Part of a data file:
++++++++++
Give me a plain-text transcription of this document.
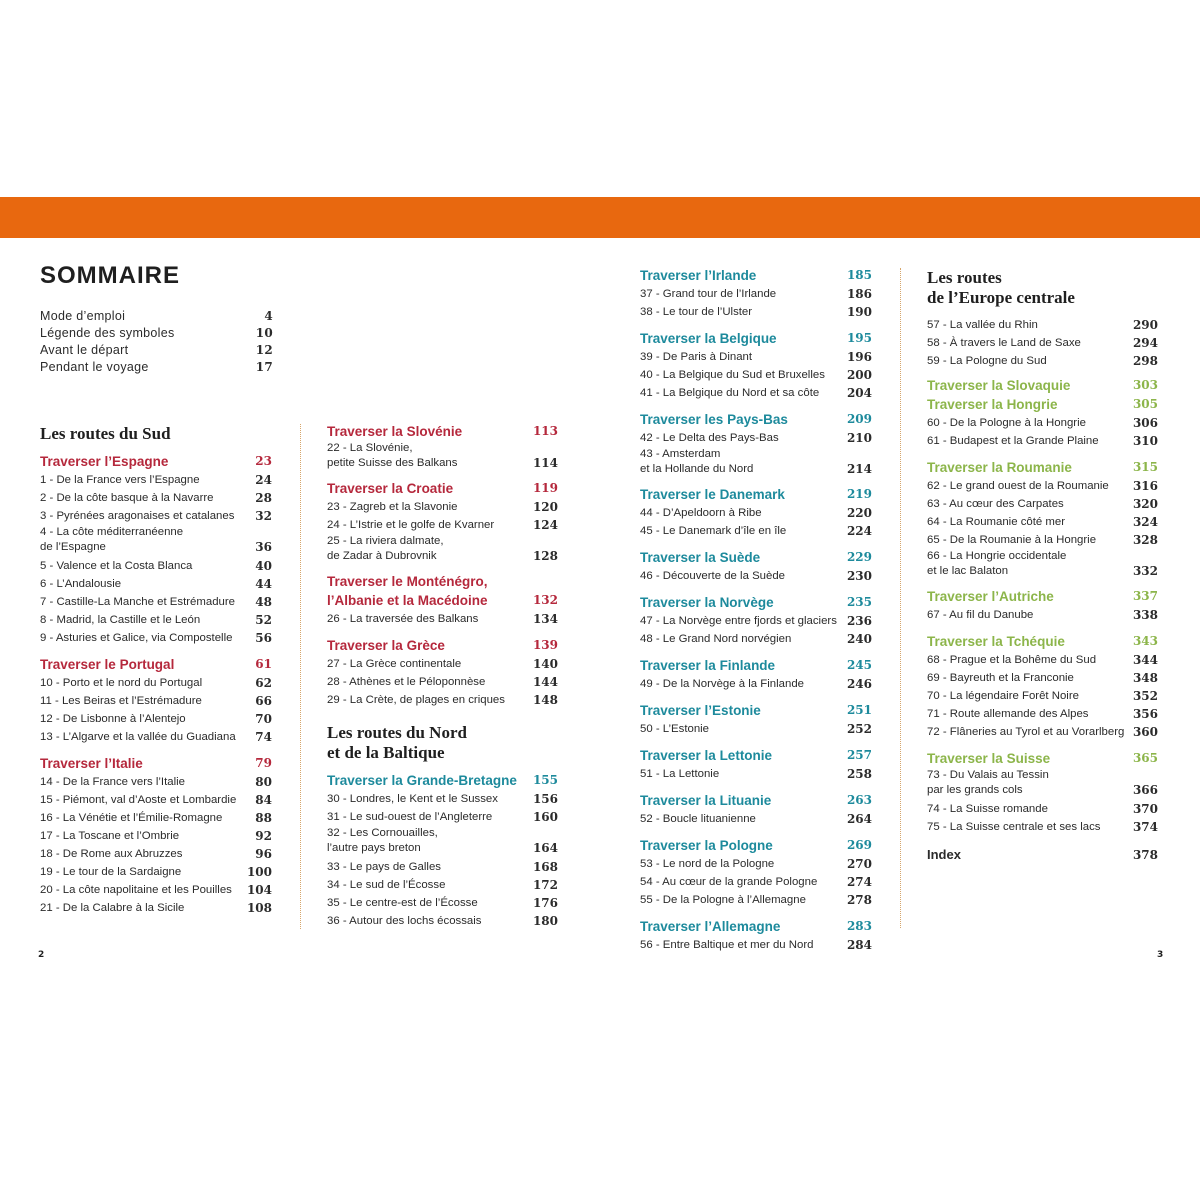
SOMMAIRE
Mode d’emploi	4
Légende des symboles	10
Avant le départ	12
Pendant le voyage	17
Les routes du Sud
Traverser l’Espagne	23
1 - De la France vers l’Espagne	24
2 - De la côte basque à la Navarre	28
3 - Pyrénées aragonaises et catalanes 32
4 - La côte méditerranéenne
de l’Espagne	36
5 - Valence et la Costa Blanca	40
6 - L’Andalousie	44
7 - Castille-La Manche et Estrémadure 48
8 - Madrid, la Castille et le León	52
9 - Asturies et Galice, via Compostelle 56
Traverser le Portugal	61
10 - Porto et le nord du Portugal	62
11 - Les Beiras et l’Estrémadure	66
12 - De Lisbonne à l’Alentejo	70
13 - L’Algarve et la vallée du Guadiana 74
Traverser l’Italie	79
14 - De la France vers l’Italie	80
15 - Piémont, val d’Aoste et Lombardie 84
16 - La Vénétie et l’Émilie-Romagne	88
17 - La Toscane et l’Ombrie	92
18 - De Rome aux Abruzzes	96
19 - Le tour de la Sardaigne	100
20 - La côte napolitaine et les Pouilles 104
21 - De la Calabre à la Sicile	108
Traverser la Slovénie	113
22 - La Slovénie,
petite Suisse des Balkans	114
Traverser la Croatie	119
23 - Zagreb et la Slavonie	120
24 - L’Istrie et le golfe de Kvarner	124
25 - La riviera dalmate,
de Zadar à Dubrovnik	128
Traverser le Monténégro,
l’Albanie et la Macédoine	132
26 - La traversée des Balkans	134
Traverser la Grèce	139
27 - La Grèce continentale	140
28 - Athènes et le Péloponnèse	144
29 - La Crète, de plages en criques 148
Les routes du Nord
et de la Baltique
Traverser la Grande-Bretagne 155
30 - Londres, le Kent et le Sussex	156
31 - Le sud-ouest de l’Angleterre	160
32 - Les Cornouailles,
l’autre pays breton	164
33 - Le pays de Galles	168
34 - Le sud de l’Écosse	172
35 - Le centre-est de l’Écosse	176
36 - Autour des lochs écossais	180
Traverser l’Irlande	185
37 - Grand tour de l’Irlande	186
38 - Le tour de l’Ulster	190
Traverser la Belgique	195
39 - De Paris à Dinant	196
40 - La Belgique du Sud et Bruxelles 200
41 - La Belgique du Nord et sa côte 204
Traverser les Pays-Bas	209
42 - Le Delta des Pays-Bas	210
43 - Amsterdam
et la Hollande du Nord	214
Traverser le Danemark	219
44 - D’Apeldoorn à Ribe	220
45 - Le Danemark d’île en île	224
Traverser la Suède	229
46 - Découverte de la Suède	230
Traverser la Norvège	235
47 - La Norvège entre fjords et glaciers 236
48 - Le Grand Nord norvégien	240
Traverser la Finlande	245
49 - De la Norvège à la Finlande	246
Traverser l’Estonie	251
50 - L’Estonie	252
Traverser la Lettonie	257
51 - La Lettonie	258
Traverser la Lituanie	263
52 - Boucle lituanienne	264
Traverser la Pologne	269
53 - Le nord de la Pologne	270
54 - Au cœur de la grande Pologne 274
55 - De la Pologne à l’Allemagne	278
Traverser l’Allemagne	283
56 - Entre Baltique et mer du Nord	284
Les routes
de l’Europe centrale
57 - La vallée du Rhin	290
58 - À travers le Land de Saxe	294
59 - La Pologne du Sud	298
Traverser la Slovaquie	303
Traverser la Hongrie	305
60 - De la Pologne à la Hongrie	306
61 - Budapest et la Grande Plaine	310
Traverser la Roumanie	315
62 - Le grand ouest de la Roumanie 316
63 - Au cœur des Carpates	320
64 - La Roumanie côté mer	324
65 - De la Roumanie à la Hongrie	328
66 - La Hongrie occidentale
et le lac Balaton	332
Traverser l’Autriche	337
67 - Au fil du Danube	338
Traverser la Tchéquie	343
68 - Prague et la Bohême du Sud	344
69 - Bayreuth et la Franconie	348
70 - La légendaire Forêt Noire	352
71 - Route allemande des Alpes	356
72 - Flâneries au Tyrol et au Vorarlberg 360
Traverser la Suisse	365
73 - Du Valais au Tessin
par les grands cols	366
74 - La Suisse romande	370
75 - La Suisse centrale et ses lacs	374
Index	378
2	3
++++++++++
_WHAT IS REQUIRED_: Every record above should come back exactly, but without its pictures.

_EXERCISE ANSWER_:
Give me a plain-text transcription of this document.
SOMMAIRE
Mode d’emploi	4
Légende des symboles	10
Avant le départ	12
Pendant le voyage	17
Les routes du Sud
Traverser l’Espagne	23
1 - De la France vers l’Espagne	24
2 - De la côte basque à la Navarre	28
3 - Pyrénées aragonaises et catalanes 32
4 - La côte méditerranéenne
de l’Espagne	36
5 - Valence et la Costa Blanca	40
6 - L’Andalousie	44
7 - Castille-La Manche et Estrémadure 48
8 - Madrid, la Castille et le León	52
9 - Asturies et Galice, via Compostelle 56
Traverser le Portugal	61
10 - Porto et le nord du Portugal	62
11 - Les Beiras et l’Estrémadure	66
12 - De Lisbonne à l’Alentejo	70
13 - L’Algarve et la vallée du Guadiana 74
Traverser l’Italie	79
14 - De la France vers l’Italie	80
15 - Piémont, val d’Aoste et Lombardie 84
16 - La Vénétie et l’Émilie-Romagne	88
17 - La Toscane et l’Ombrie	92
18 - De Rome aux Abruzzes	96
19 - Le tour de la Sardaigne	100
20 - La côte napolitaine et les Pouilles 104
21 - De la Calabre à la Sicile	108
Traverser la Slovénie	113
22 - La Slovénie,
petite Suisse des Balkans	114
Traverser la Croatie	119
23 - Zagreb et la Slavonie	120
24 - L’Istrie et le golfe de Kvarner	124
25 - La riviera dalmate,
de Zadar à Dubrovnik	128
Traverser le Monténégro,
l’Albanie et la Macédoine	132
26 - La traversée des Balkans	134
Traverser la Grèce	139
27 - La Grèce continentale	140
28 - Athènes et le Péloponnèse	144
29 - La Crète, de plages en criques 148
Les routes du Nord
et de la Baltique
Traverser la Grande-Bretagne 155
30 - Londres, le Kent et le Sussex	156
31 - Le sud-ouest de l’Angleterre	160
32 - Les Cornouailles,
l’autre pays breton	164
33 - Le pays de Galles	168
34 - Le sud de l’Écosse	172
35 - Le centre-est de l’Écosse	176
36 - Autour des lochs écossais	180
Traverser l’Irlande	185
37 - Grand tour de l’Irlande	186
38 - Le tour de l’Ulster	190
Traverser la Belgique	195
39 - De Paris à Dinant	196
40 - La Belgique du Sud et Bruxelles 200
41 - La Belgique du Nord et sa côte 204
Traverser les Pays-Bas	209
42 - Le Delta des Pays-Bas	210
43 - Amsterdam
et la Hollande du Nord	214
Traverser le Danemark	219
44 - D’Apeldoorn à Ribe	220
45 - Le Danemark d’île en île	224
Traverser la Suède	229
46 - Découverte de la Suède	230
Traverser la Norvège	235
47 - La Norvège entre fjords et glaciers 236
48 - Le Grand Nord norvégien	240
Traverser la Finlande	245
49 - De la Norvège à la Finlande	246
Traverser l’Estonie	251
50 - L’Estonie	252
Traverser la Lettonie	257
51 - La Lettonie	258
Traverser la Lituanie	263
52 - Boucle lituanienne	264
Traverser la Pologne	269
53 - Le nord de la Pologne	270
54 - Au cœur de la grande Pologne 274
55 - De la Pologne à l’Allemagne	278
Traverser l’Allemagne	283
56 - Entre Baltique et mer du Nord	284
Les routes
de l’Europe centrale
57 - La vallée du Rhin	290
58 - À travers le Land de Saxe	294
59 - La Pologne du Sud	298
Traverser la Slovaquie	303
Traverser la Hongrie	305
60 - De la Pologne à la Hongrie	306
61 - Budapest et la Grande Plaine	310
Traverser la Roumanie	315
62 - Le grand ouest de la Roumanie 316
63 - Au cœur des Carpates	320
64 - La Roumanie côté mer	324
65 - De la Roumanie à la Hongrie	328
66 - La Hongrie occidentale
et le lac Balaton	332
Traverser l’Autriche	337
67 - Au fil du Danube	338
Traverser la Tchéquie	343
68 - Prague et la Bohême du Sud	344
69 - Bayreuth et la Franconie	348
70 - La légendaire Forêt Noire	352
71 - Route allemande des Alpes	356
72 - Flâneries au Tyrol et au Vorarlberg 360
Traverser la Suisse	365
73 - Du Valais au Tessin
par les grands cols	366
74 - La Suisse romande	370
75 - La Suisse centrale et ses lacs	374
Index	378
2	3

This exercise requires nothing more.